• _Task instructions_
Lines containing the string "Nacional" are to be counted; report the total by itself.

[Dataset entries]

◇ ◇ ◇

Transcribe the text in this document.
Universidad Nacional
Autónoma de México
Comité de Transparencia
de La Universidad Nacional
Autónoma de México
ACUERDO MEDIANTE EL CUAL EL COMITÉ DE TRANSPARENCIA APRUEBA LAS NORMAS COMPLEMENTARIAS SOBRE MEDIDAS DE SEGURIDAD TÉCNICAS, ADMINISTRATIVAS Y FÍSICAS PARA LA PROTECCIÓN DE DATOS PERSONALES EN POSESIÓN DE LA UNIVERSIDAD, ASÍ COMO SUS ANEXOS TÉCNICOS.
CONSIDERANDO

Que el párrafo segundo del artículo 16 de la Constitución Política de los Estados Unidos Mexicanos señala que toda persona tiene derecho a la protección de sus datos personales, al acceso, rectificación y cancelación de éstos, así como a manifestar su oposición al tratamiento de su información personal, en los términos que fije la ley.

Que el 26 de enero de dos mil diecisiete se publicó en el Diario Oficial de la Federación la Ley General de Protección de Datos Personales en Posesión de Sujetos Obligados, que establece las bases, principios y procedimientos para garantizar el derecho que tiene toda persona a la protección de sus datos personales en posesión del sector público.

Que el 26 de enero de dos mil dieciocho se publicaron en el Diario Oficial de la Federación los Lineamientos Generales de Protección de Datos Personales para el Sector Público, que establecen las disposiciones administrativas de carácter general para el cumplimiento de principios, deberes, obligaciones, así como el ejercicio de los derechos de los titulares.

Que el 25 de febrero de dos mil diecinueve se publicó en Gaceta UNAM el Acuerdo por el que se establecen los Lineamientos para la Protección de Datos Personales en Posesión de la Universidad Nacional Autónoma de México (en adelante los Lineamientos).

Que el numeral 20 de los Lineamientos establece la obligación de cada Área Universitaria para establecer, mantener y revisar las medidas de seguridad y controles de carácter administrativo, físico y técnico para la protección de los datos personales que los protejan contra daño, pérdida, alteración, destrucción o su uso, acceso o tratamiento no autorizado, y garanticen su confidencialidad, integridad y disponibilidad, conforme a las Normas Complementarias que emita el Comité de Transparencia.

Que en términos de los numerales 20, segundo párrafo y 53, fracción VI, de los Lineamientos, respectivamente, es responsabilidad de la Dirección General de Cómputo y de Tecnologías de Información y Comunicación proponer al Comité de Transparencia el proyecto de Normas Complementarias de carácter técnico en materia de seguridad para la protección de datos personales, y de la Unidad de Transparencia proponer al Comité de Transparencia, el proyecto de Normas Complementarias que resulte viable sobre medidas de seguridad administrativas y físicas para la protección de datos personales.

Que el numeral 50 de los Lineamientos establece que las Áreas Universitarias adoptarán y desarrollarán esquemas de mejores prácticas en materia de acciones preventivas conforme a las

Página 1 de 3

◇ ◇ ◇

• _Response below_
3